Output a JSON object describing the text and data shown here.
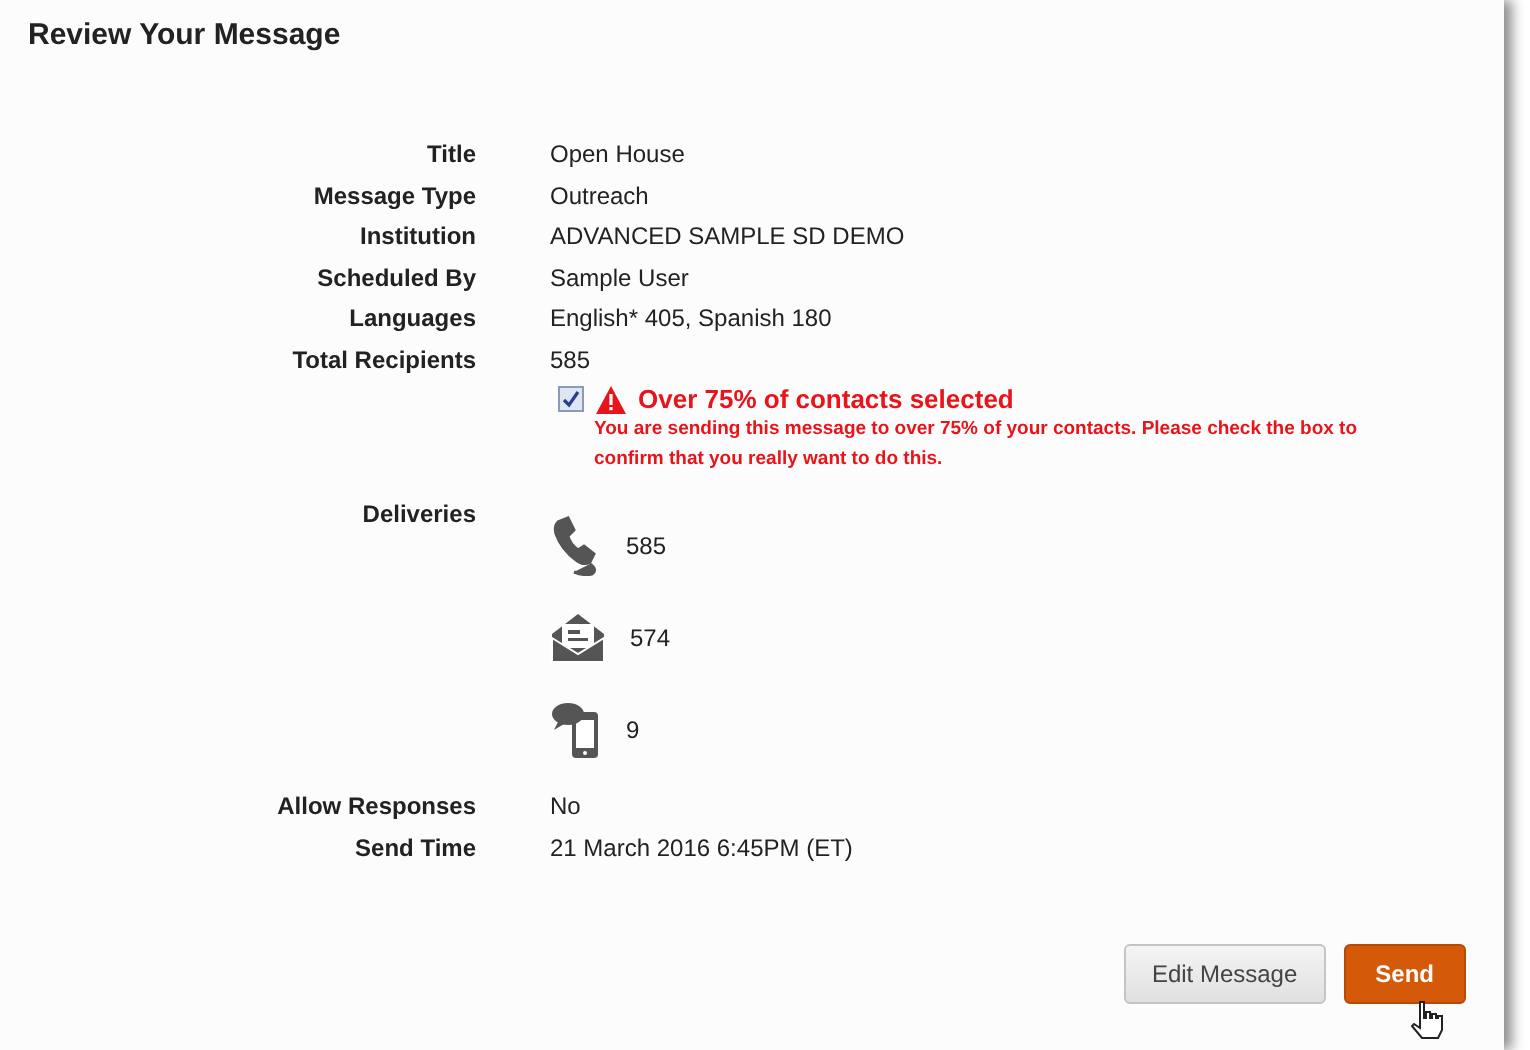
{
  "heading": "Review Your Message",
  "fields": [
    {
      "label": "Title",
      "value": "Open House"
    },
    {
      "label": "Message Type",
      "value": "Outreach"
    },
    {
      "label": "Institution",
      "value": "ADVANCED SAMPLE SD DEMO"
    },
    {
      "label": "Scheduled By",
      "value": "Sample User"
    },
    {
      "label": "Languages",
      "value": "English* 405, Spanish 180"
    },
    {
      "label": "Total Recipients",
      "value": "585"
    }
  ],
  "warning": {
    "checked": true,
    "title": "Over 75% of contacts selected",
    "message": "You are sending this message to over 75% of your contacts. Please check the box to confirm that you really want to do this."
  },
  "deliveries": {
    "label": "Deliveries",
    "items": [
      {
        "kind": "phone",
        "count": "585"
      },
      {
        "kind": "email",
        "count": "574"
      },
      {
        "kind": "sms",
        "count": "9"
      }
    ]
  },
  "footer_fields": [
    {
      "label": "Allow Responses",
      "value": "No"
    },
    {
      "label": "Send Time",
      "value": "21 March 2016 6:45PM (ET)"
    }
  ],
  "buttons": [
    {
      "label": "Edit Message",
      "kind": "secondary"
    },
    {
      "label": "Send",
      "kind": "primary"
    }
  ]
}
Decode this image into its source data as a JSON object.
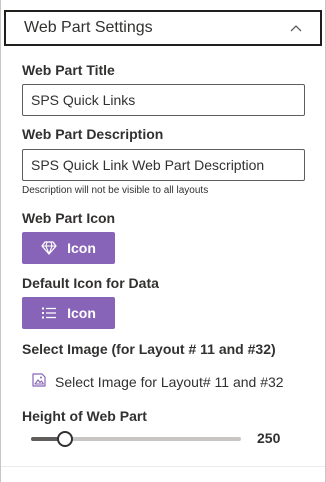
{
  "section": {
    "title": "Web Part Settings"
  },
  "title_field": {
    "label": "Web Part Title",
    "value": "SPS Quick Links"
  },
  "description_field": {
    "label": "Web Part Description",
    "value": "SPS Quick Link Web Part Description",
    "hint": "Description will not be visible to all layouts"
  },
  "web_part_icon": {
    "label": "Web Part Icon",
    "button_label": "Icon",
    "icon": "diamond-icon"
  },
  "default_icon": {
    "label": "Default Icon for Data",
    "button_label": "Icon",
    "icon": "list-icon"
  },
  "select_image": {
    "label": "Select Image (for Layout # 11 and #32)",
    "button_label": "Select Image for Layout# 11 and #32",
    "icon": "image-icon"
  },
  "height": {
    "label": "Height of Web Part",
    "value": "250",
    "slider_fraction": 0.16
  },
  "colors": {
    "accent": "#8764b8",
    "border": "#605e5c"
  }
}
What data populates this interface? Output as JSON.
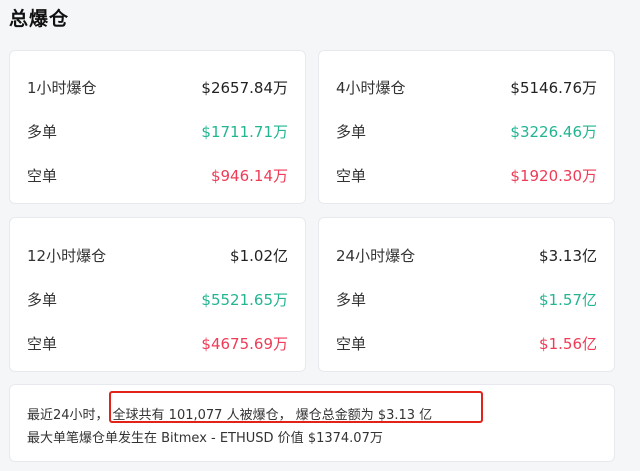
{
  "title": "总爆仓",
  "cards": [
    {
      "period": "1小时爆仓",
      "total": "$2657.84万",
      "long_label": "多单",
      "long_value": "$1711.71万",
      "short_label": "空单",
      "short_value": "$946.14万"
    },
    {
      "period": "4小时爆仓",
      "total": "$5146.76万",
      "long_label": "多单",
      "long_value": "$3226.46万",
      "short_label": "空单",
      "short_value": "$1920.30万"
    },
    {
      "period": "12小时爆仓",
      "total": "$1.02亿",
      "long_label": "多单",
      "long_value": "$5521.65万",
      "short_label": "空单",
      "short_value": "$4675.69万"
    },
    {
      "period": "24小时爆仓",
      "total": "$3.13亿",
      "long_label": "多单",
      "long_value": "$1.57亿",
      "short_label": "空单",
      "short_value": "$1.56亿"
    }
  ],
  "summary": {
    "line1_prefix": "最近24小时，",
    "line1_highlight": "全球共有 101,077 人被爆仓， 爆仓总金额为 $3.13 亿",
    "line2": "最大单笔爆仓单发生在 Bitmex - ETHUSD 价值 $1374.07万"
  },
  "colors": {
    "long": "#23b592",
    "short": "#ef3b57",
    "highlight_border": "#e2231a"
  }
}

....

Can you repeat every record above exactly, apart from the pictures?

Output a JSON object describing the text and data shown here.
{
  "heading": "Review Your Message",
  "fields": [
    {
      "label": "Title",
      "value": "Open House"
    },
    {
      "label": "Message Type",
      "value": "Outreach"
    },
    {
      "label": "Institution",
      "value": "ADVANCED SAMPLE SD DEMO"
    },
    {
      "label": "Scheduled By",
      "value": "Sample User"
    },
    {
      "label": "Languages",
      "value": "English* 405, Spanish 180"
    },
    {
      "label": "Total Recipients",
      "value": "585"
    }
  ],
  "warning": {
    "checked": true,
    "title": "Over 75% of contacts selected",
    "message": "You are sending this message to over 75% of your contacts. Please check the box to confirm that you really want to do this."
  },
  "deliveries": {
    "label": "Deliveries",
    "items": [
      {
        "kind": "phone",
        "count": "585"
      },
      {
        "kind": "email",
        "count": "574"
      },
      {
        "kind": "sms",
        "count": "9"
      }
    ]
  },
  "footer_fields": [
    {
      "label": "Allow Responses",
      "value": "No"
    },
    {
      "label": "Send Time",
      "value": "21 March 2016 6:45PM (ET)"
    }
  ],
  "buttons": [
    {
      "label": "Edit Message",
      "kind": "secondary"
    },
    {
      "label": "Send",
      "kind": "primary"
    }
  ]
}
Decode this image into its source data as a JSON object.
{
  "section": {
    "title": "Web Part Settings"
  },
  "title_field": {
    "label": "Web Part Title",
    "value": "SPS Quick Links"
  },
  "description_field": {
    "label": "Web Part Description",
    "value": "SPS Quick Link Web Part Description",
    "hint": "Description will not be visible to all layouts"
  },
  "web_part_icon": {
    "label": "Web Part Icon",
    "button_label": "Icon",
    "icon": "diamond-icon"
  },
  "default_icon": {
    "label": "Default Icon for Data",
    "button_label": "Icon",
    "icon": "list-icon"
  },
  "select_image": {
    "label": "Select Image (for Layout # 11 and #32)",
    "button_label": "Select Image for Layout# 11 and #32",
    "icon": "image-icon"
  },
  "height": {
    "label": "Height of Web Part",
    "value": "250",
    "slider_fraction": 0.16
  },
  "colors": {
    "accent": "#8764b8",
    "border": "#605e5c"
  }
}
What data populates this interface? Output as JSON.
{
  "title": "总爆仓",
  "cards": [
    {
      "period": "1小时爆仓",
      "total": "$2657.84万",
      "long_label": "多单",
      "long_value": "$1711.71万",
      "short_label": "空单",
      "short_value": "$946.14万"
    },
    {
      "period": "4小时爆仓",
      "total": "$5146.76万",
      "long_label": "多单",
      "long_value": "$3226.46万",
      "short_label": "空单",
      "short_value": "$1920.30万"
    },
    {
      "period": "12小时爆仓",
      "total": "$1.02亿",
      "long_label": "多单",
      "long_value": "$5521.65万",
      "short_label": "空单",
      "short_value": "$4675.69万"
    },
    {
      "period": "24小时爆仓",
      "total": "$3.13亿",
      "long_label": "多单",
      "long_value": "$1.57亿",
      "short_label": "空单",
      "short_value": "$1.56亿"
    }
  ],
  "summary": {
    "line1_prefix": "最近24小时，",
    "line1_highlight": "全球共有 101,077 人被爆仓， 爆仓总金额为 $3.13 亿",
    "line2": "最大单笔爆仓单发生在 Bitmex - ETHUSD 价值 $1374.07万"
  },
  "colors": {
    "long": "#23b592",
    "short": "#ef3b57",
    "highlight_border": "#e2231a"
  }
}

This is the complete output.